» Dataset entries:
━━━━━━━━━━━━━━━━━━━━

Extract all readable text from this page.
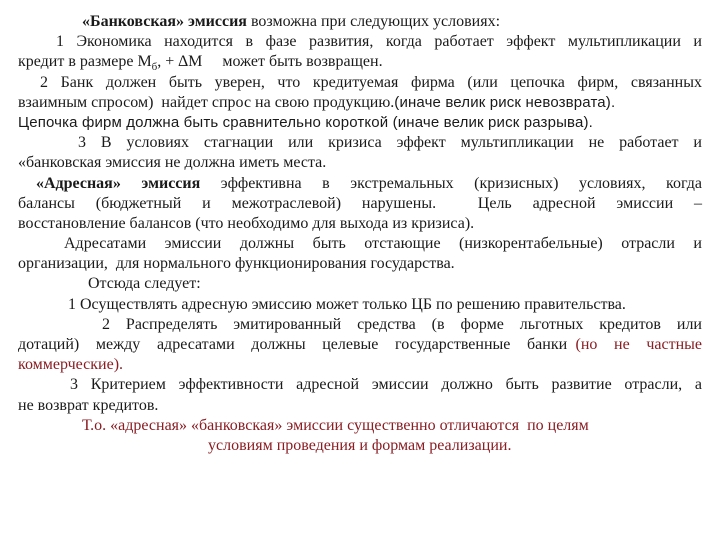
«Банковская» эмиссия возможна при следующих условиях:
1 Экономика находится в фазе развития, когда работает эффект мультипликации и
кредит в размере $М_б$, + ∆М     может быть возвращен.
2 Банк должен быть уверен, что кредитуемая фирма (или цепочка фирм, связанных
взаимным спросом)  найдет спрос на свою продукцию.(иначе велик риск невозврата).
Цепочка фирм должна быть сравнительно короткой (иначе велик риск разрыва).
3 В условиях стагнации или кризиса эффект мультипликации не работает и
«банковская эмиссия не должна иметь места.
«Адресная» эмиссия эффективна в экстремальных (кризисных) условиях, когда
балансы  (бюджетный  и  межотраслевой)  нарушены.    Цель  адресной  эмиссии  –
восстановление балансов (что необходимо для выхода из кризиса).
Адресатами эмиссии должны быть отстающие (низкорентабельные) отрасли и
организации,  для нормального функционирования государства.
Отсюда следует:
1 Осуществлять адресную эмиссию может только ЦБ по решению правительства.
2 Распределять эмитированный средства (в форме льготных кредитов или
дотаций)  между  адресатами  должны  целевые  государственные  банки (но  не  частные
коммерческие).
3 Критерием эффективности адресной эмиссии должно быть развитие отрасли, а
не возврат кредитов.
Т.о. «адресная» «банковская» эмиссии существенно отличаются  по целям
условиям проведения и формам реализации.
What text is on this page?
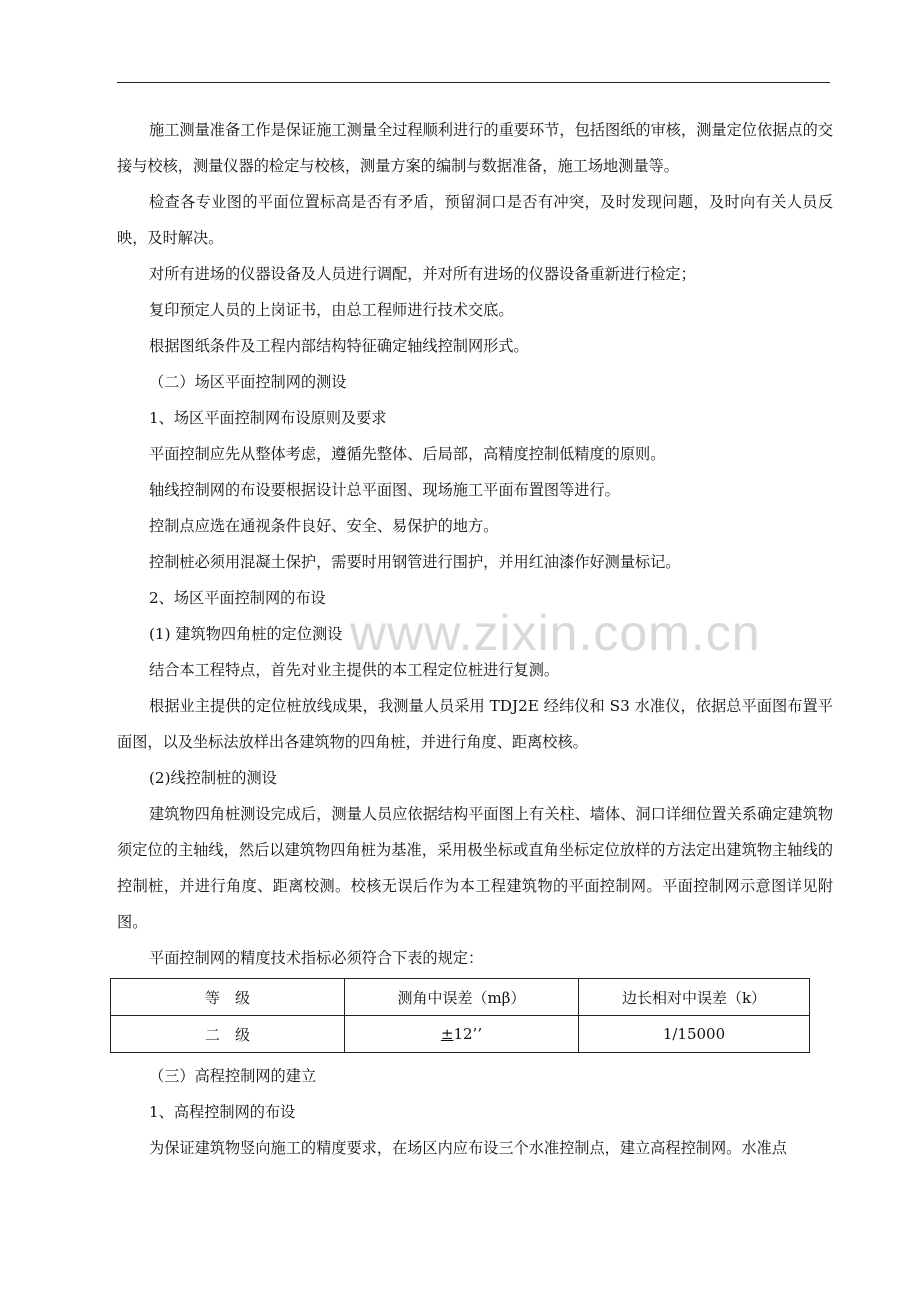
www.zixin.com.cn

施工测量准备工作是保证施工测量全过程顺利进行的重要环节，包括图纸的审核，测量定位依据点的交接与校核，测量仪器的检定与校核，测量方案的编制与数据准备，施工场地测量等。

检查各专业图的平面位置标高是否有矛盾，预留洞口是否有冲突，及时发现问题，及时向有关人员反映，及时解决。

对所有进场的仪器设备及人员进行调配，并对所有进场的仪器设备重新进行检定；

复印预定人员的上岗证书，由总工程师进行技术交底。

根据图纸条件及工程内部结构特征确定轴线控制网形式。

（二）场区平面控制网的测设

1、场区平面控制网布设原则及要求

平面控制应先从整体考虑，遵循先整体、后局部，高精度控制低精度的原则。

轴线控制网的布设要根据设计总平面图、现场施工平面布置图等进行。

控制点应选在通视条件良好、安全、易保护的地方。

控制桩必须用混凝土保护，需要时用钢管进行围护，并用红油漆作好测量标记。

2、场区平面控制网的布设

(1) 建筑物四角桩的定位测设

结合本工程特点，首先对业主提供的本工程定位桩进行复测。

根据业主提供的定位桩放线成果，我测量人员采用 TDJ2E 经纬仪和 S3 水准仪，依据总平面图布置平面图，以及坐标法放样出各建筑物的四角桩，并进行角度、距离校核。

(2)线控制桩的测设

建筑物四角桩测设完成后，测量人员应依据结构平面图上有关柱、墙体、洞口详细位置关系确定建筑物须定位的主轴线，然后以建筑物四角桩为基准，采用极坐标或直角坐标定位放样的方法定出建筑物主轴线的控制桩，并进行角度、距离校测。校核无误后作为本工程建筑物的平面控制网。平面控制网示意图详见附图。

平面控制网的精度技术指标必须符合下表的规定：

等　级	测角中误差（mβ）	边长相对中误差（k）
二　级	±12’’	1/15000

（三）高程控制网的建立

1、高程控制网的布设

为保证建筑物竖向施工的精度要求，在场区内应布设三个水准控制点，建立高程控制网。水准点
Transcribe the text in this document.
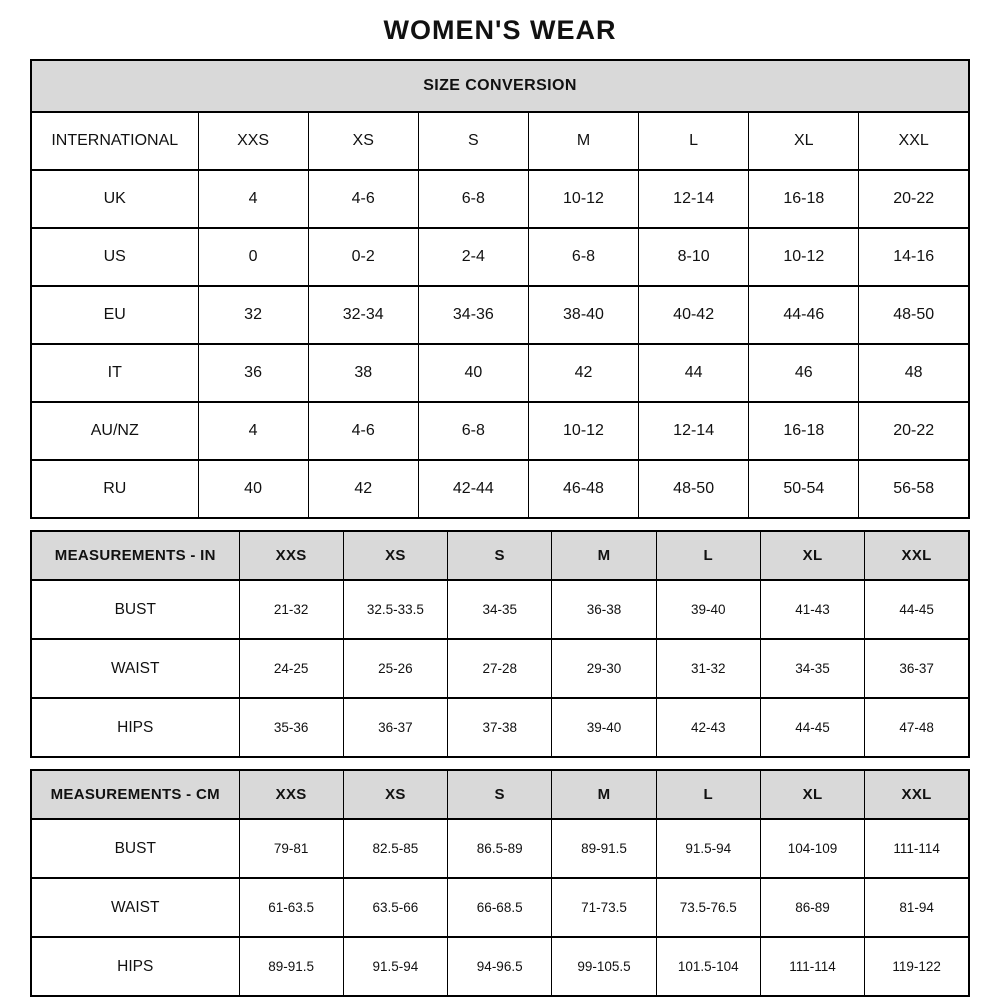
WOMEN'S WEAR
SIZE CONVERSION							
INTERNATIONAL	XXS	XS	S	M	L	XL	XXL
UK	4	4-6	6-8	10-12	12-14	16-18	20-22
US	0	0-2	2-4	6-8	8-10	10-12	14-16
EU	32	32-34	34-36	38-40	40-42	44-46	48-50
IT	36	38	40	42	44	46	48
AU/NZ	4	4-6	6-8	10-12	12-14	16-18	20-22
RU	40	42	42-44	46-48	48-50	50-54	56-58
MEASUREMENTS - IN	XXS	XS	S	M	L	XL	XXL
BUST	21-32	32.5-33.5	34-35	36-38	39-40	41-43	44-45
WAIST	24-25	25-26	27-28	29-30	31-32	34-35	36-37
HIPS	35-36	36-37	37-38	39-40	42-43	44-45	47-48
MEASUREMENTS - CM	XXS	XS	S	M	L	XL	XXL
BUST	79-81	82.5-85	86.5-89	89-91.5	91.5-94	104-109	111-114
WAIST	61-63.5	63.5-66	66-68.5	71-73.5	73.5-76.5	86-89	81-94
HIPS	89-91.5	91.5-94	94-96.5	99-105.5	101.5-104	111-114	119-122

━━━━━━━━━━━━━━━━━━━━

» THE EXERCISE:
Where does the word "кредитов" appear? Return each line that holds it.

» TASK ANSWER:
2 Распределять эмитированный средства (в форме льготных кредитов или
не возврат кредитов.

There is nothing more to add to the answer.